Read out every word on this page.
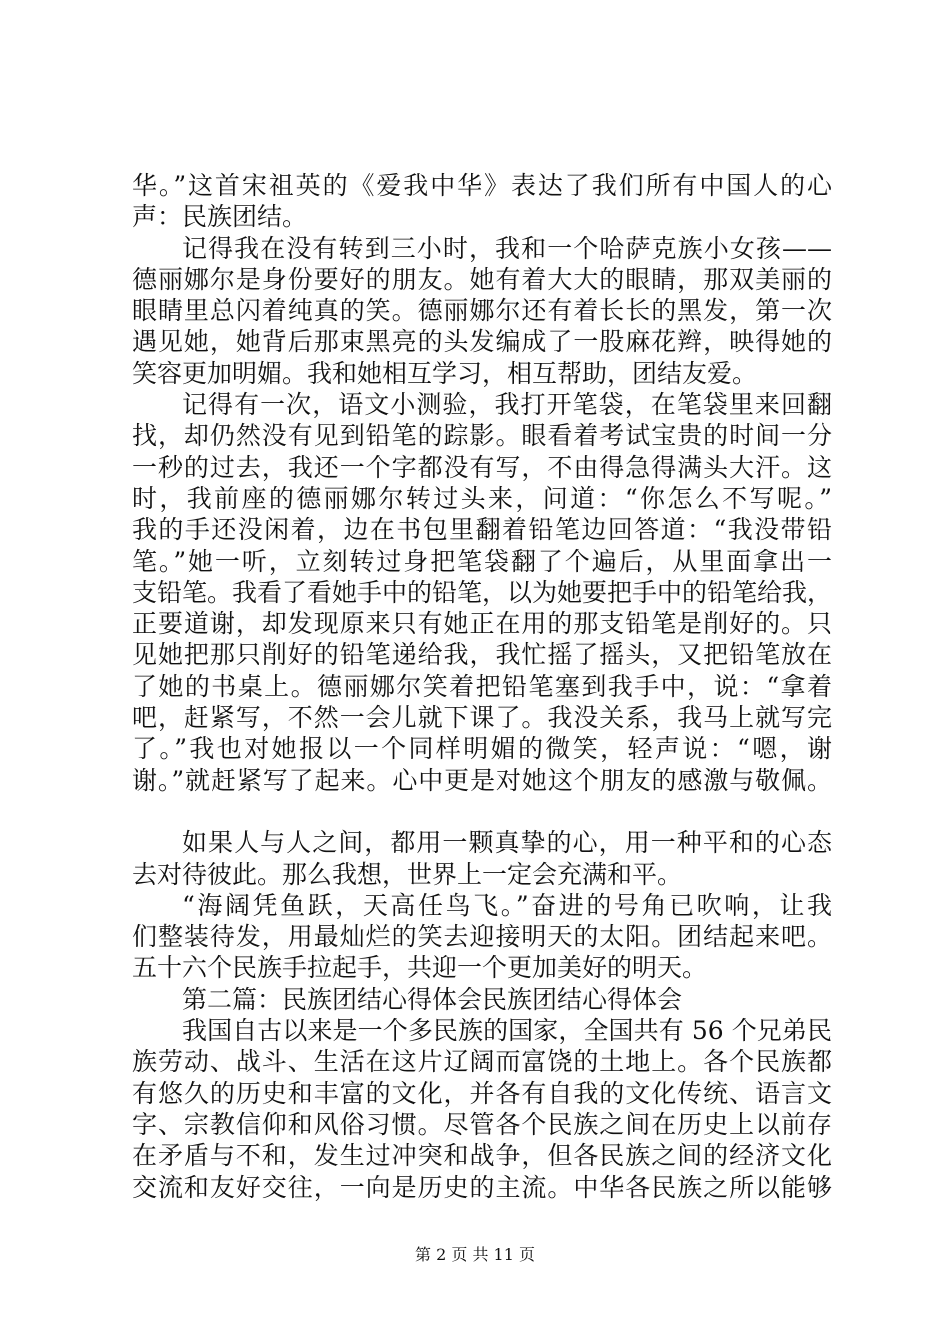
华。”这首宋祖英的《爱我中华》表达了我们所有中国人的心
声：民族团结。
记得我在没有转到三小时，我和一个哈萨克族小女孩——
德丽娜尔是身份要好的朋友。她有着大大的眼睛，那双美丽的
眼睛里总闪着纯真的笑。德丽娜尔还有着长长的黑发，第一次
遇见她，她背后那束黑亮的头发编成了一股麻花辫，映得她的
笑容更加明媚。我和她相互学习，相互帮助，团结友爱。
记得有一次，语文小测验，我打开笔袋，在笔袋里来回翻
找，却仍然没有见到铅笔的踪影。眼看着考试宝贵的时间一分
一秒的过去，我还一个字都没有写，不由得急得满头大汗。这
时，我前座的德丽娜尔转过头来，问道：“你怎么不写呢。”
我的手还没闲着，边在书包里翻着铅笔边回答道：“我没带铅
笔。”她一听，立刻转过身把笔袋翻了个遍后，从里面拿出一
支铅笔。我看了看她手中的铅笔，以为她要把手中的铅笔给我，
正要道谢，却发现原来只有她正在用的那支铅笔是削好的。只
见她把那只削好的铅笔递给我，我忙摇了摇头，又把铅笔放在
了她的书桌上。德丽娜尔笑着把铅笔塞到我手中，说：“拿着
吧，赶紧写，不然一会儿就下课了。我没关系，我马上就写完
了。”我也对她报以一个同样明媚的微笑，轻声说：“嗯，谢
谢。”就赶紧写了起来。心中更是对她这个朋友的感激与敬佩。
如果人与人之间，都用一颗真挚的心，用一种平和的心态
去对待彼此。那么我想，世界上一定会充满和平。
“海阔凭鱼跃，天高任鸟飞。”奋进的号角已吹响，让我
们整装待发，用最灿烂的笑去迎接明天的太阳。团结起来吧。
五十六个民族手拉起手，共迎一个更加美好的明天。
第二篇：民族团结心得体会民族团结心得体会
我国自古以来是一个多民族的国家，全国共有 56 个兄弟民
族劳动、战斗、生活在这片辽阔而富饶的土地上。各个民族都
有悠久的历史和丰富的文化，并各有自我的文化传统、语言文
字、宗教信仰和风俗习惯。尽管各个民族之间在历史上以前存
在矛盾与不和，发生过冲突和战争，但各民族之间的经济文化
交流和友好交往，一向是历史的主流。中华各民族之所以能够
第 2 页 共 11 页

=-=-=

● **Work to be completed**
Write out each entry exactly as given, omitting any picture.

● **Exercise solution**
Read out every word on this page.
华。”这首宋祖英的《爱我中华》表达了我们所有中国人的心
声：民族团结。
记得我在没有转到三小时，我和一个哈萨克族小女孩——
德丽娜尔是身份要好的朋友。她有着大大的眼睛，那双美丽的
眼睛里总闪着纯真的笑。德丽娜尔还有着长长的黑发，第一次
遇见她，她背后那束黑亮的头发编成了一股麻花辫，映得她的
笑容更加明媚。我和她相互学习，相互帮助，团结友爱。
记得有一次，语文小测验，我打开笔袋，在笔袋里来回翻
找，却仍然没有见到铅笔的踪影。眼看着考试宝贵的时间一分
一秒的过去，我还一个字都没有写，不由得急得满头大汗。这
时，我前座的德丽娜尔转过头来，问道：“你怎么不写呢。”
我的手还没闲着，边在书包里翻着铅笔边回答道：“我没带铅
笔。”她一听，立刻转过身把笔袋翻了个遍后，从里面拿出一
支铅笔。我看了看她手中的铅笔，以为她要把手中的铅笔给我，
正要道谢，却发现原来只有她正在用的那支铅笔是削好的。只
见她把那只削好的铅笔递给我，我忙摇了摇头，又把铅笔放在
了她的书桌上。德丽娜尔笑着把铅笔塞到我手中，说：“拿着
吧，赶紧写，不然一会儿就下课了。我没关系，我马上就写完
了。”我也对她报以一个同样明媚的微笑，轻声说：“嗯，谢
谢。”就赶紧写了起来。心中更是对她这个朋友的感激与敬佩。
如果人与人之间，都用一颗真挚的心，用一种平和的心态
去对待彼此。那么我想，世界上一定会充满和平。
“海阔凭鱼跃，天高任鸟飞。”奋进的号角已吹响，让我
们整装待发，用最灿烂的笑去迎接明天的太阳。团结起来吧。
五十六个民族手拉起手，共迎一个更加美好的明天。
第二篇：民族团结心得体会民族团结心得体会
我国自古以来是一个多民族的国家，全国共有 56 个兄弟民
族劳动、战斗、生活在这片辽阔而富饶的土地上。各个民族都
有悠久的历史和丰富的文化，并各有自我的文化传统、语言文
字、宗教信仰和风俗习惯。尽管各个民族之间在历史上以前存
在矛盾与不和，发生过冲突和战争，但各民族之间的经济文化
交流和友好交往，一向是历史的主流。中华各民族之所以能够
第 2 页 共 11 页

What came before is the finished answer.